■ Action item ■
Search the data below, and report every line in which "First" occurs.

*** Opening Provided data ***

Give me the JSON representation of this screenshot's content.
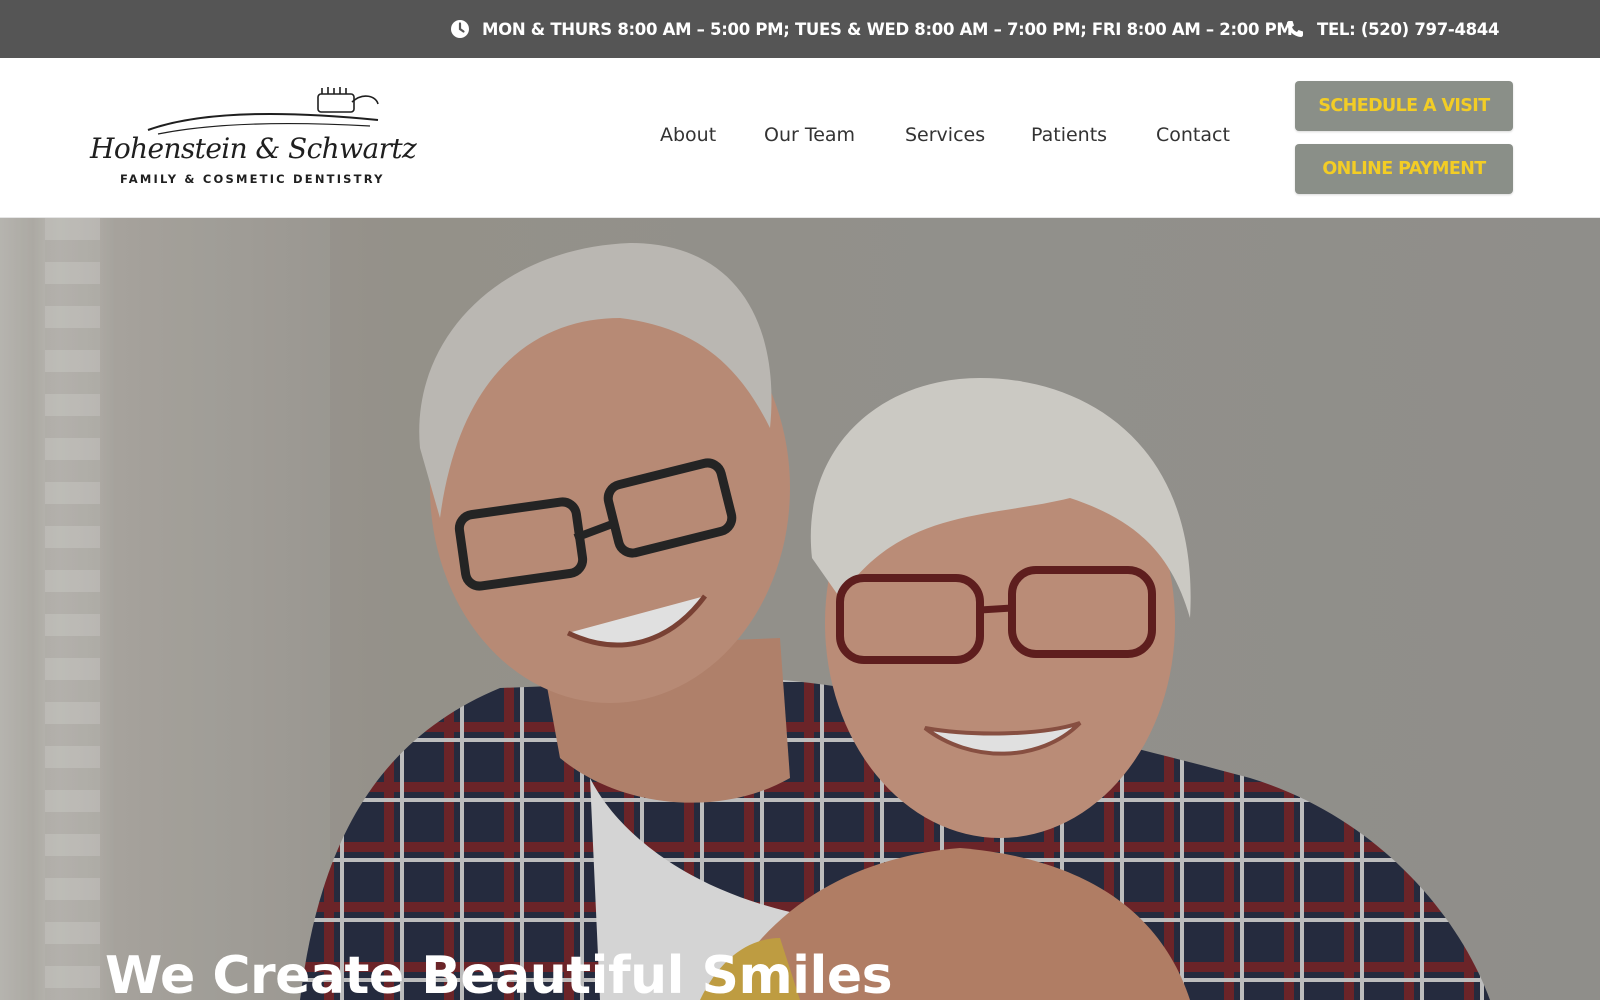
{
  "topbar": {
    "hours": "MON & THURS 8:00 AM – 5:00 PM; TUES & WED 8:00 AM – 7:00 PM; FRI 8:00 AM – 2:00 PM",
    "phone": "TEL: (520) 797-4844",
    "hours_icon": "clock-icon",
    "phone_icon": "phone-icon"
  },
  "logo": {
    "name": "Hohenstein & Schwartz",
    "tagline": "FAMILY & COSMETIC DENTISTRY"
  },
  "nav": {
    "items": [
      {
        "label": "About"
      },
      {
        "label": "Our Team"
      },
      {
        "label": "Services"
      },
      {
        "label": "Patients"
      },
      {
        "label": "Contact"
      }
    ]
  },
  "cta": {
    "schedule": "SCHEDULE A VISIT",
    "payment": "ONLINE PAYMENT"
  },
  "hero": {
    "headline": "We Create Beautiful Smiles"
  },
  "colors": {
    "topbar_bg": "#555555",
    "cta_bg": "#8a8f88",
    "cta_text": "#f3cd25"
  }
}
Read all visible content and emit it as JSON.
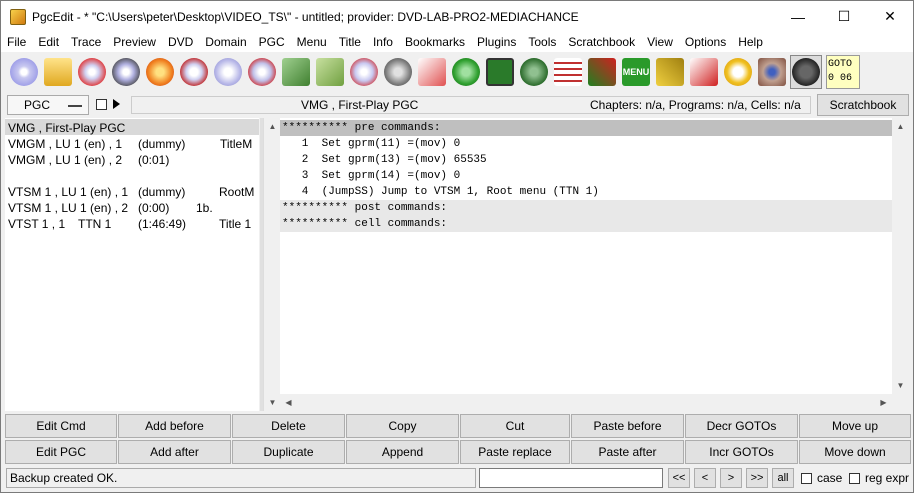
{
  "window": {
    "title": "PgcEdit - * \"C:\\Users\\peter\\Desktop\\VIDEO_TS\\\" - untitled; provider: DVD-LAB-PRO2-MEDIACHANCE",
    "minimize": "—",
    "maximize": "☐",
    "close": "✕"
  },
  "menu": [
    "File",
    "Edit",
    "Trace",
    "Preview",
    "DVD",
    "Domain",
    "PGC",
    "Menu",
    "Title",
    "Info",
    "Bookmarks",
    "Plugins",
    "Tools",
    "Scratchbook",
    "View",
    "Options",
    "Help"
  ],
  "toolbar": {
    "icons": [
      "disc-icon",
      "open-folder-icon",
      "reload-disc-icon",
      "new-disc-icon",
      "burn-icon",
      "search-disc-icon",
      "multi-disc-icon",
      "disc-bookmark-icon",
      "save-green-icon",
      "save-as-icon",
      "checkmark-disc-icon",
      "ifo-icon",
      "copy-doc-icon",
      "globe-icon",
      "preview-play-icon",
      "film-reel-icon",
      "checklist-icon",
      "menu-cross-icon",
      "menu-green-icon",
      "chain-link-icon",
      "numbers-search-icon",
      "tel-icon",
      "eye-icon",
      "navigation-icon"
    ],
    "menu_label": "MENU",
    "goto_line1": "GOTO",
    "goto_line2": "0 06"
  },
  "infobar": {
    "pgc_combo": "PGC",
    "pgc_title": "VMG , First-Play PGC",
    "stats": "Chapters: n/a,  Programs: n/a,  Cells: n/a",
    "scratchbook_button": "Scratchbook"
  },
  "pgc_list": [
    {
      "name": "VMG , First-Play PGC",
      "c2": "",
      "c3": "",
      "c4": "",
      "c5": ""
    },
    {
      "name": "VMGM , LU 1 (en) , 1",
      "c2": "",
      "c3": "(dummy)",
      "c4": "",
      "c5": "TitleM"
    },
    {
      "name": "VMGM , LU 1 (en) , 2",
      "c2": "",
      "c3": "(0:01)",
      "c4": "",
      "c5": ""
    },
    {
      "name": "VTSM 1 , LU 1 (en) , 1",
      "c2": "",
      "c3": "(dummy)",
      "c4": "",
      "c5": "RootM"
    },
    {
      "name": "VTSM 1 , LU 1 (en) , 2",
      "c2": "",
      "c3": "(0:00)",
      "c4": "1b.",
      "c5": ""
    },
    {
      "name": "VTST 1 , 1",
      "c2": "TTN 1",
      "c3": "(1:46:49)",
      "c4": "",
      "c5": "Title 1"
    }
  ],
  "code_lines": [
    "********** pre commands:",
    "   1  Set gprm(11) =(mov) 0",
    "   2  Set gprm(13) =(mov) 65535",
    "   3  Set gprm(14) =(mov) 0",
    "   4  (JumpSS) Jump to VTSM 1, Root menu (TTN 1)",
    "********** post commands:",
    "********** cell commands:"
  ],
  "buttons_row1": [
    "Edit Cmd",
    "Add before",
    "Delete",
    "Copy",
    "Cut",
    "Paste before",
    "Decr GOTOs",
    "Move up"
  ],
  "buttons_row2": [
    "Edit PGC",
    "Add after",
    "Duplicate",
    "Append",
    "Paste replace",
    "Paste after",
    "Incr GOTOs",
    "Move down"
  ],
  "status": {
    "text": "Backup created OK.",
    "search_value": "",
    "nav": [
      "<<",
      "<",
      ">",
      ">>"
    ],
    "all": "all",
    "case": "case",
    "regexpr": "reg expr"
  },
  "colors": {
    "selection": "#bfbfbf",
    "header_line": "#e8e8e8",
    "goto_bg": "#ffffc0"
  }
}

*** Closing Provided data ***

■ Answer area ■
    "pgc_title": "VMG , First-Play PGC",
      "name": "VMG , First-Play PGC",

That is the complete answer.